■ **Problem description**
What is the number of lines in these entries that contain "does"? State it alone.

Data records
-- Start --
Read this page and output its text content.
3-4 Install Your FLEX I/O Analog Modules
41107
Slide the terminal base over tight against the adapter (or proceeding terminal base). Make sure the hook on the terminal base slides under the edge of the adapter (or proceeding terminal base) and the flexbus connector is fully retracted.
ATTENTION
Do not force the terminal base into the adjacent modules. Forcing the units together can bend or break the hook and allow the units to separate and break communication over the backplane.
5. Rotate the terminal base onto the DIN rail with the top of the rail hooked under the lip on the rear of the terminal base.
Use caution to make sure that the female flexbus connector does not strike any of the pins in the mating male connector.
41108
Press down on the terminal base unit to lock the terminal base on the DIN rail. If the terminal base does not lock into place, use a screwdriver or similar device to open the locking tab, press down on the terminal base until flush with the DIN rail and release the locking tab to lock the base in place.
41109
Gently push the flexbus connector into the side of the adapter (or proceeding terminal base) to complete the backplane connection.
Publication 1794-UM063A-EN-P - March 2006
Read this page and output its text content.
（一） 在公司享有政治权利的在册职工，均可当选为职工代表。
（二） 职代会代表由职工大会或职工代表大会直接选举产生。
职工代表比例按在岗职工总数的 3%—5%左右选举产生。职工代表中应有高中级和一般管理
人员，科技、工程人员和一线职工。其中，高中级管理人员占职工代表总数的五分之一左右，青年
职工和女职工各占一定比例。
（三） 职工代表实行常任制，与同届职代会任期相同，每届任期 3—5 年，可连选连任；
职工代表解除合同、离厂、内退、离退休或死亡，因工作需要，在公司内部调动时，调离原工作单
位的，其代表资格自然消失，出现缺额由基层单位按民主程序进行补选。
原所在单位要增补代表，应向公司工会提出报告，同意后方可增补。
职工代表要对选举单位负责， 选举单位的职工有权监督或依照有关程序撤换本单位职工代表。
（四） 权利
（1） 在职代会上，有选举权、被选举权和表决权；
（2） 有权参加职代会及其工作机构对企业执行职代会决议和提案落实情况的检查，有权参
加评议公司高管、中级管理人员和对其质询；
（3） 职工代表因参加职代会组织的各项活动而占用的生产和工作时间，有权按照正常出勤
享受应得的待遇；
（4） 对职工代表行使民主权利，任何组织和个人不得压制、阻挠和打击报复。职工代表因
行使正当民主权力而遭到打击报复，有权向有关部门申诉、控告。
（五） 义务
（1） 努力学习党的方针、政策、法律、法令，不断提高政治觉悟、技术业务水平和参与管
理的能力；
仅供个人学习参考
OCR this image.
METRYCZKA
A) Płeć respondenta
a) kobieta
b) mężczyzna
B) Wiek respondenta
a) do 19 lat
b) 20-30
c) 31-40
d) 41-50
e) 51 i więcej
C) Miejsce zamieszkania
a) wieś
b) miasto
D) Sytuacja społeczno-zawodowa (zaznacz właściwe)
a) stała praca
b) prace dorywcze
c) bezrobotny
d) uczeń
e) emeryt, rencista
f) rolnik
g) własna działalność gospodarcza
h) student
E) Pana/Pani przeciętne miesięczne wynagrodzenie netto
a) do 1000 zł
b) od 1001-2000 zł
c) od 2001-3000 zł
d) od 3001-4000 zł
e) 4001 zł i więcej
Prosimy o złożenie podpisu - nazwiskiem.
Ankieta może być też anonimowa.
-- End --
■ **Solution below**
2